▸ **Description of the task**
Return every line of the material exactly.

[Collected data entries]

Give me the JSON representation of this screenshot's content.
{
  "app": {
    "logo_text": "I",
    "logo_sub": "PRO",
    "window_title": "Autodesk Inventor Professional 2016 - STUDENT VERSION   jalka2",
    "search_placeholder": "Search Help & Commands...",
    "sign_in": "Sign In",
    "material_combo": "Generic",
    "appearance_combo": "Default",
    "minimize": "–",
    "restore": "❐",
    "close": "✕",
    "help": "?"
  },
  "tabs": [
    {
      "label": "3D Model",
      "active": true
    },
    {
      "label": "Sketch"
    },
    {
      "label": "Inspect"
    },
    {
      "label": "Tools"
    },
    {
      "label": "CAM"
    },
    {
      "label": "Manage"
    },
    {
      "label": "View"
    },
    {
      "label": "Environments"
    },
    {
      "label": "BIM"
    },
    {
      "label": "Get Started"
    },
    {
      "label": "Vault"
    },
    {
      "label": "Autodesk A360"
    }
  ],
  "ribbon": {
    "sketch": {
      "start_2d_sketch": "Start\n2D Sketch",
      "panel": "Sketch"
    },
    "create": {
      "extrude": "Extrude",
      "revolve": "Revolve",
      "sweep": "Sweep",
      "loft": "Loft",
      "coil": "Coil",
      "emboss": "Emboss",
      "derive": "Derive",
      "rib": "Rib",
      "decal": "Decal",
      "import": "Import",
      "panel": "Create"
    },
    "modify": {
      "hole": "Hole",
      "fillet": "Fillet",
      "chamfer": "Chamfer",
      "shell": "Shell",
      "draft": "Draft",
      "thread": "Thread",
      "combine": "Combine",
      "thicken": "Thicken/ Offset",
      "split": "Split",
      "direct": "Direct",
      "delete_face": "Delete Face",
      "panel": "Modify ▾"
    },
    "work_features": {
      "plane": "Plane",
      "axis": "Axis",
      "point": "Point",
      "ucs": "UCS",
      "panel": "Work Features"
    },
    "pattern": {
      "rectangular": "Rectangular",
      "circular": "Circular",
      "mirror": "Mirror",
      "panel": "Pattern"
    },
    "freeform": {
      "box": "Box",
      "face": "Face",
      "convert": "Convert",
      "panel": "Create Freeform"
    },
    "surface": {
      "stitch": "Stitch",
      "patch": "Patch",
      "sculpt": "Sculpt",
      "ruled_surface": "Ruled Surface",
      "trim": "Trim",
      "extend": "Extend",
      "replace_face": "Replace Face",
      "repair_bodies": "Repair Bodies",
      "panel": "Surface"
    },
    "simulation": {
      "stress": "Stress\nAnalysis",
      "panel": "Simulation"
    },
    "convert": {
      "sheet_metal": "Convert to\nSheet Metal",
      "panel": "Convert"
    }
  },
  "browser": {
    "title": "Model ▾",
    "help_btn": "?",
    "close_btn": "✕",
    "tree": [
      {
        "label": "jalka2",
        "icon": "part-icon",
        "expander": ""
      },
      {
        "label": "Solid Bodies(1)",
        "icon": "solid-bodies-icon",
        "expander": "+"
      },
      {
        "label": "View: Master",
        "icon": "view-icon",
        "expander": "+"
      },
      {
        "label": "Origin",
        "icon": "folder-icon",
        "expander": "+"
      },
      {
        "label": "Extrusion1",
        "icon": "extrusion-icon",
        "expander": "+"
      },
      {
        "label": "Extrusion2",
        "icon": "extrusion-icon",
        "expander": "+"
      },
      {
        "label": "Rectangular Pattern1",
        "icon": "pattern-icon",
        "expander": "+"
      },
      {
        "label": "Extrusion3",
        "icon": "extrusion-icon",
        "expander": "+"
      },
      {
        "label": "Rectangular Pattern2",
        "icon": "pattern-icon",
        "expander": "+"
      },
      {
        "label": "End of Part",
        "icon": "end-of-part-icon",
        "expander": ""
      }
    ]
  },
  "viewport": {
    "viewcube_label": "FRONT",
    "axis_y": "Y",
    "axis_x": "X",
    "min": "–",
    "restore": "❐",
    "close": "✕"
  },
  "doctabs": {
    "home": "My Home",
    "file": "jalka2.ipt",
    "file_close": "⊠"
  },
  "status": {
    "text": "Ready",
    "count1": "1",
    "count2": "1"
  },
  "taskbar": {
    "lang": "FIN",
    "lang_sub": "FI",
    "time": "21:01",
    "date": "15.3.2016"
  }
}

▸ **Task answer**
Give me the JSON representation of this screenshot's content.
{
  "app": {
    "logo_text": "I",
    "logo_sub": "PRO",
    "window_title": "Autodesk Inventor Professional 2016 - STUDENT VERSION   jalka2",
    "search_placeholder": "Search Help & Commands...",
    "sign_in": "Sign In",
    "material_combo": "Generic",
    "appearance_combo": "Default",
    "minimize": "–",
    "restore": "❐",
    "close": "✕",
    "help": "?"
  },
  "tabs": [
    {
      "label": "3D Model",
      "active": true
    },
    {
      "label": "Sketch"
    },
    {
      "label": "Inspect"
    },
    {
      "label": "Tools"
    },
    {
      "label": "CAM"
    },
    {
      "label": "Manage"
    },
    {
      "label": "View"
    },
    {
      "label": "Environments"
    },
    {
      "label": "BIM"
    },
    {
      "label": "Get Started"
    },
    {
      "label": "Vault"
    },
    {
      "label": "Autodesk A360"
    }
  ],
  "ribbon": {
    "sketch": {
      "start_2d_sketch": "Start\n2D Sketch",
      "panel": "Sketch"
    },
    "create": {
      "extrude": "Extrude",
      "revolve": "Revolve",
      "sweep": "Sweep",
      "loft": "Loft",
      "coil": "Coil",
      "emboss": "Emboss",
      "derive": "Derive",
      "rib": "Rib",
      "decal": "Decal",
      "import": "Import",
      "panel": "Create"
    },
    "modify": {
      "hole": "Hole",
      "fillet": "Fillet",
      "chamfer": "Chamfer",
      "shell": "Shell",
      "draft": "Draft",
      "thread": "Thread",
      "combine": "Combine",
      "thicken": "Thicken/ Offset",
      "split": "Split",
      "direct": "Direct",
      "delete_face": "Delete Face",
      "panel": "Modify ▾"
    },
    "work_features": {
      "plane": "Plane",
      "axis": "Axis",
      "point": "Point",
      "ucs": "UCS",
      "panel": "Work Features"
    },
    "pattern": {
      "rectangular": "Rectangular",
      "circular": "Circular",
      "mirror": "Mirror",
      "panel": "Pattern"
    },
    "freeform": {
      "box": "Box",
      "face": "Face",
      "convert": "Convert",
      "panel": "Create Freeform"
    },
    "surface": {
      "stitch": "Stitch",
      "patch": "Patch",
      "sculpt": "Sculpt",
      "ruled_surface": "Ruled Surface",
      "trim": "Trim",
      "extend": "Extend",
      "replace_face": "Replace Face",
      "repair_bodies": "Repair Bodies",
      "panel": "Surface"
    },
    "simulation": {
      "stress": "Stress\nAnalysis",
      "panel": "Simulation"
    },
    "convert": {
      "sheet_metal": "Convert to\nSheet Metal",
      "panel": "Convert"
    }
  },
  "browser": {
    "title": "Model ▾",
    "help_btn": "?",
    "close_btn": "✕",
    "tree": [
      {
        "label": "jalka2",
        "icon": "part-icon",
        "expander": ""
      },
      {
        "label": "Solid Bodies(1)",
        "icon": "solid-bodies-icon",
        "expander": "+"
      },
      {
        "label": "View: Master",
        "icon": "view-icon",
        "expander": "+"
      },
      {
        "label": "Origin",
        "icon": "folder-icon",
        "expander": "+"
      },
      {
        "label": "Extrusion1",
        "icon": "extrusion-icon",
        "expander": "+"
      },
      {
        "label": "Extrusion2",
        "icon": "extrusion-icon",
        "expander": "+"
      },
      {
        "label": "Rectangular Pattern1",
        "icon": "pattern-icon",
        "expander": "+"
      },
      {
        "label": "Extrusion3",
        "icon": "extrusion-icon",
        "expander": "+"
      },
      {
        "label": "Rectangular Pattern2",
        "icon": "pattern-icon",
        "expander": "+"
      },
      {
        "label": "End of Part",
        "icon": "end-of-part-icon",
        "expander": ""
      }
    ]
  },
  "viewport": {
    "viewcube_label": "FRONT",
    "axis_y": "Y",
    "axis_x": "X",
    "min": "–",
    "restore": "❐",
    "close": "✕"
  },
  "doctabs": {
    "home": "My Home",
    "file": "jalka2.ipt",
    "file_close": "⊠"
  },
  "status": {
    "text": "Ready",
    "count1": "1",
    "count2": "1"
  },
  "taskbar": {
    "lang": "FIN",
    "lang_sub": "FI",
    "time": "21:01",
    "date": "15.3.2016"
  }
}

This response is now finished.